- **RAW RECORDS**
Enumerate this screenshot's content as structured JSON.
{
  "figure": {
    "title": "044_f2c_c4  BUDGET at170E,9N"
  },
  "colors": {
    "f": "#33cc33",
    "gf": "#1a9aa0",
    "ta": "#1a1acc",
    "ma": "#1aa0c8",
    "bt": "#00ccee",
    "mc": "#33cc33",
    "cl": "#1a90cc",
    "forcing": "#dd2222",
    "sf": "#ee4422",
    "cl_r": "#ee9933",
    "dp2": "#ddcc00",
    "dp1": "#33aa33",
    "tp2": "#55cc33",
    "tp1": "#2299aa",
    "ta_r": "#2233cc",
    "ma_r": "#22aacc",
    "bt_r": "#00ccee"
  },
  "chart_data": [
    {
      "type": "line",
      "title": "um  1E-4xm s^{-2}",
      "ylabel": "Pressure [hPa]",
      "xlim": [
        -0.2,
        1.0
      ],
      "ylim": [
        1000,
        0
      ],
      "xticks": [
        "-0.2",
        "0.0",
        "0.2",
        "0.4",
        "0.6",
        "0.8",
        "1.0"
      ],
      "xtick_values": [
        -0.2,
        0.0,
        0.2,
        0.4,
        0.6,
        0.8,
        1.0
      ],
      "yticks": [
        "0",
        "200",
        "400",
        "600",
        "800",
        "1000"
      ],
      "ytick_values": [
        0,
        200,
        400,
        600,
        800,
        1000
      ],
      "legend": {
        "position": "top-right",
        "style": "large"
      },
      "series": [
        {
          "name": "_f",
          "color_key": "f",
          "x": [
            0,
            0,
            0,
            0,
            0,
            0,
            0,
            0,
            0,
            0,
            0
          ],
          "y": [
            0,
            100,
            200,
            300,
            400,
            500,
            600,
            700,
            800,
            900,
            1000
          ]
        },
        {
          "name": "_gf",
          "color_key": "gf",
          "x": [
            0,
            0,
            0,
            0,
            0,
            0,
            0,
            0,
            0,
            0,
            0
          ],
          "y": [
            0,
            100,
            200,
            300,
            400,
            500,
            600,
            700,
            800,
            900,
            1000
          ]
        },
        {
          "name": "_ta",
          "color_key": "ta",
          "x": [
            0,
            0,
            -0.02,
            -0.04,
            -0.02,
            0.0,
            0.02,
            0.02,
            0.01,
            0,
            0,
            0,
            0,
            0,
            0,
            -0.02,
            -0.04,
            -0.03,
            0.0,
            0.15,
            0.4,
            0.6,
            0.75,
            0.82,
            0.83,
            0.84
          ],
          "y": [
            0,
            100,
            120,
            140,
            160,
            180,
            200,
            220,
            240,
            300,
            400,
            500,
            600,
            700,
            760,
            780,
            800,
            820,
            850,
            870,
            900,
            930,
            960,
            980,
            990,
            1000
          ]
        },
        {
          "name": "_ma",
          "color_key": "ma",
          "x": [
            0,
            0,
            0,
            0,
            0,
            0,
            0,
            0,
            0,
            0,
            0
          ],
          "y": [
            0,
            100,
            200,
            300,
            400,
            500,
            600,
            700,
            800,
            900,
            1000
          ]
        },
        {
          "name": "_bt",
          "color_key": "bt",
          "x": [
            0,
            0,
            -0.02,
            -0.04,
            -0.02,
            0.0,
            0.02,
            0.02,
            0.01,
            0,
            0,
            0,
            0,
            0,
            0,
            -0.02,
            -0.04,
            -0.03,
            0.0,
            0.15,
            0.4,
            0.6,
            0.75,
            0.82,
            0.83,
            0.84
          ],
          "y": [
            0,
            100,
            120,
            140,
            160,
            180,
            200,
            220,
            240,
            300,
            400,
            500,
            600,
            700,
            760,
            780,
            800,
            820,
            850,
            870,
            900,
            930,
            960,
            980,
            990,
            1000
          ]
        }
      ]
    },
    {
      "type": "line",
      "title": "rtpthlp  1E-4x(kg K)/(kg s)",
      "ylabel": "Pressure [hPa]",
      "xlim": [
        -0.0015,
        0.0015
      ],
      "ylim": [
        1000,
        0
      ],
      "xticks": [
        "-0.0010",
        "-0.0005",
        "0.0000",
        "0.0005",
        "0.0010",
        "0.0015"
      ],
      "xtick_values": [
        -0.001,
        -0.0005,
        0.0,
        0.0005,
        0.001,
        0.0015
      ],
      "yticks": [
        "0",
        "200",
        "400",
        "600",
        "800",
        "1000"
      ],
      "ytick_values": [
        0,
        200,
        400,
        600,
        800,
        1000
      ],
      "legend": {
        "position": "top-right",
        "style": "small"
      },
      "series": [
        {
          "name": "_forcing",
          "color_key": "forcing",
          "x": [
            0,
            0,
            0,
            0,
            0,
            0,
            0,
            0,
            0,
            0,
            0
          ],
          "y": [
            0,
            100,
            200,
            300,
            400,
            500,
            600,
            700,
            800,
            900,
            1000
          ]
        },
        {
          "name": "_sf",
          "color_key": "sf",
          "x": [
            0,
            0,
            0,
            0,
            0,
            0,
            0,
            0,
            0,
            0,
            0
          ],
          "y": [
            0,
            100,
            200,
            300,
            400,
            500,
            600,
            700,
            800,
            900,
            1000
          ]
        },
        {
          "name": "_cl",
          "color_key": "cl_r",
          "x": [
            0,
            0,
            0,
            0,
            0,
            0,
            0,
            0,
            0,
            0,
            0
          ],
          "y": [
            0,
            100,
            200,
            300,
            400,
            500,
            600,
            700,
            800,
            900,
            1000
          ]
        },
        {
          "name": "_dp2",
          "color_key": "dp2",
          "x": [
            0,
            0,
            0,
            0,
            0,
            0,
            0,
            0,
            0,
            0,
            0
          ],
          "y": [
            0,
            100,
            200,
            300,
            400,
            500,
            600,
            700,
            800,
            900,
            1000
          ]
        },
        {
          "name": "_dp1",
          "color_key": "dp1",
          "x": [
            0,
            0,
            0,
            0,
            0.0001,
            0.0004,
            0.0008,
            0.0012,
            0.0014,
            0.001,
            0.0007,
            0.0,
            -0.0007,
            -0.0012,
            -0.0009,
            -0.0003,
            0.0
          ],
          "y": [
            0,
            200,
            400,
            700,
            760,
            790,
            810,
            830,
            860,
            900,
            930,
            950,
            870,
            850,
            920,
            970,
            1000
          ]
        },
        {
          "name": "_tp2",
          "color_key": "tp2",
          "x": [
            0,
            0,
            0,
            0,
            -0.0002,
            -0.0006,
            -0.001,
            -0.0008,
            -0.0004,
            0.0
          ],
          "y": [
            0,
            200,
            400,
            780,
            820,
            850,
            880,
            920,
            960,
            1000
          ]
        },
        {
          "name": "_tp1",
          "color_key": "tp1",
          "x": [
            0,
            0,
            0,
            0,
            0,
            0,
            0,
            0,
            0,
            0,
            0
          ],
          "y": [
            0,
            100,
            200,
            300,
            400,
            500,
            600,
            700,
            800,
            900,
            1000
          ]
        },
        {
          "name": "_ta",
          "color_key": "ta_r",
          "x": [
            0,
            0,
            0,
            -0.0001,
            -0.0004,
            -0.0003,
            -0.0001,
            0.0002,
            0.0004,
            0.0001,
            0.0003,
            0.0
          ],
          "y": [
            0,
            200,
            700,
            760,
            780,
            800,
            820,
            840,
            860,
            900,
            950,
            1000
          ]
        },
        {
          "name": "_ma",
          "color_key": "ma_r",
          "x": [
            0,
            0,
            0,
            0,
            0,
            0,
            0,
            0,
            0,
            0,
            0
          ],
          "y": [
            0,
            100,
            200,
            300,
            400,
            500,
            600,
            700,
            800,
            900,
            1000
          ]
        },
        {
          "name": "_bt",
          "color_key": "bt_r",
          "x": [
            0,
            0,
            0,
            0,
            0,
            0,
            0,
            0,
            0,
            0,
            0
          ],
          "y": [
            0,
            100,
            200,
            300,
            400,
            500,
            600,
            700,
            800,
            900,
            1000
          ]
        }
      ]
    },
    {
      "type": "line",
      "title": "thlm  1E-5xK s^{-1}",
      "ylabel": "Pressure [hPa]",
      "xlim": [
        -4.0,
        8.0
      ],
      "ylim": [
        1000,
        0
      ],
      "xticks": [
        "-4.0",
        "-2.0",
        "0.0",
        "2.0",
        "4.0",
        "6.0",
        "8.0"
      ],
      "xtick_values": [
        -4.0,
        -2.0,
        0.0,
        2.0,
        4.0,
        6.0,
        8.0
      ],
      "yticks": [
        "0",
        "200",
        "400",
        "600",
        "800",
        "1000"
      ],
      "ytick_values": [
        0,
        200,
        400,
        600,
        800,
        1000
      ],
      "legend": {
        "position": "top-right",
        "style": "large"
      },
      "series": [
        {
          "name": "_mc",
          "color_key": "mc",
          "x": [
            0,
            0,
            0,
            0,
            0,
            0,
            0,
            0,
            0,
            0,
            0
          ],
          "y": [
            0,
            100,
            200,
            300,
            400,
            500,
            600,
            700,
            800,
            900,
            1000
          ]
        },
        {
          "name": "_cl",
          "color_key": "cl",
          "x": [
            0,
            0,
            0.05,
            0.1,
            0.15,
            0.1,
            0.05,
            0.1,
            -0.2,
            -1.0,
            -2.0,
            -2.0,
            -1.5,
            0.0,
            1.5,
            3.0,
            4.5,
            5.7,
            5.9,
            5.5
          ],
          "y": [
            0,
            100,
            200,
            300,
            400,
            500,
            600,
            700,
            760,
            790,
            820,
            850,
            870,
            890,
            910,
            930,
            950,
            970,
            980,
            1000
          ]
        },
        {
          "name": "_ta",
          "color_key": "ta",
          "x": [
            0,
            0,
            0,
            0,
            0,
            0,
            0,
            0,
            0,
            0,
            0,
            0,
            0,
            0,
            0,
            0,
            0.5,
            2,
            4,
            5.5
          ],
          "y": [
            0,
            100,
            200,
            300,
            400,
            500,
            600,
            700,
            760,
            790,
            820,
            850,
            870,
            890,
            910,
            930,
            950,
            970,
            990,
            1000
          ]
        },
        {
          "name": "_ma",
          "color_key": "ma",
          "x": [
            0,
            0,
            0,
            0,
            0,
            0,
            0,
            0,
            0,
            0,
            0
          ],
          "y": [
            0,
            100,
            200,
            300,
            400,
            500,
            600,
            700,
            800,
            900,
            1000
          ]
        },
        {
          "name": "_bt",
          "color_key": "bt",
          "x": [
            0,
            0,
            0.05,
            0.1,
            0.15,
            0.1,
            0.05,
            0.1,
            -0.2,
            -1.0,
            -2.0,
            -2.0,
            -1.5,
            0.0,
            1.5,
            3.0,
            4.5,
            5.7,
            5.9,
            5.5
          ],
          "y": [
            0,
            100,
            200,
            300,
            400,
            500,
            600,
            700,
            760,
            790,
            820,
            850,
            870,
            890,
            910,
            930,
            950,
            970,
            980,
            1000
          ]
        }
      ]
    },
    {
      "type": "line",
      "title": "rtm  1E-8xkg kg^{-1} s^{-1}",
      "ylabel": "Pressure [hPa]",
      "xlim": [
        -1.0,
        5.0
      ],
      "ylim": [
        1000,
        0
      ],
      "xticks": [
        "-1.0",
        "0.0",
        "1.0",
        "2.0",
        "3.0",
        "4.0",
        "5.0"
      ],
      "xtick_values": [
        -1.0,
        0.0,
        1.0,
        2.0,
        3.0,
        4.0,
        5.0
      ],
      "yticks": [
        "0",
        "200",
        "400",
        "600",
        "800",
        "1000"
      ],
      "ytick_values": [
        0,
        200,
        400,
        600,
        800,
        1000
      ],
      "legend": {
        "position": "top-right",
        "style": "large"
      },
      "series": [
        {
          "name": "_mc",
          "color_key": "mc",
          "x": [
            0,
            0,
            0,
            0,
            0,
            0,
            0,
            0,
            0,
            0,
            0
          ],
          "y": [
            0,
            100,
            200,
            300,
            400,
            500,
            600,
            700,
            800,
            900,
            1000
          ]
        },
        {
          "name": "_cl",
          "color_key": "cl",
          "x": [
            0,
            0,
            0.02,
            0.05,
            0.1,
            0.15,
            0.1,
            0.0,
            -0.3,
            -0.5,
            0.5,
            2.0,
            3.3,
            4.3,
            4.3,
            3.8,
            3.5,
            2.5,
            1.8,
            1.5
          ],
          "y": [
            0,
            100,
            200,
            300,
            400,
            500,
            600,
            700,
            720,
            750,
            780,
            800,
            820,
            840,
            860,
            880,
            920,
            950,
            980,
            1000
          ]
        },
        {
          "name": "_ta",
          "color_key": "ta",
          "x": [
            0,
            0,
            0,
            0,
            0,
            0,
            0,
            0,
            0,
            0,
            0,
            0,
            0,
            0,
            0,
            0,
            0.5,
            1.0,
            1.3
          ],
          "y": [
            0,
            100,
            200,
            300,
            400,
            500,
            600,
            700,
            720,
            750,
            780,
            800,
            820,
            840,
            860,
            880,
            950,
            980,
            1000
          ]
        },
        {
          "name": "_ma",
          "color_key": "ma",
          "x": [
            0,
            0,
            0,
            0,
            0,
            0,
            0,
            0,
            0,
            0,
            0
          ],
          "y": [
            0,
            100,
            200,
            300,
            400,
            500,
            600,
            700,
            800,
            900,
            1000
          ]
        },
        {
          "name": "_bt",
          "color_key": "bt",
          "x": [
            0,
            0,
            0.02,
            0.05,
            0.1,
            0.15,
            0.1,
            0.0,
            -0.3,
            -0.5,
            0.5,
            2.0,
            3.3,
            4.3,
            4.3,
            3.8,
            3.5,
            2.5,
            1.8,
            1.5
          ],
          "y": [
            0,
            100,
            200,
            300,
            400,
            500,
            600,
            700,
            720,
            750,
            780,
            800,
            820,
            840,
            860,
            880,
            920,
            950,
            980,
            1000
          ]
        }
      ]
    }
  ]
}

- **EXERCISE TASK**
Show the lines of the material that contain the word "title".

- **RESULT FOR THIS EXERCISE**
    "title": "044_f2c_c4  BUDGET at170E,9N"
      "title": "um  1E-4xm s^{-2}",
      "title": "rtpthlp  1E-4x(kg K)/(kg s)",
      "title": "thlm  1E-5xK s^{-1}",
      "title": "rtm  1E-8xkg kg^{-1} s^{-1}",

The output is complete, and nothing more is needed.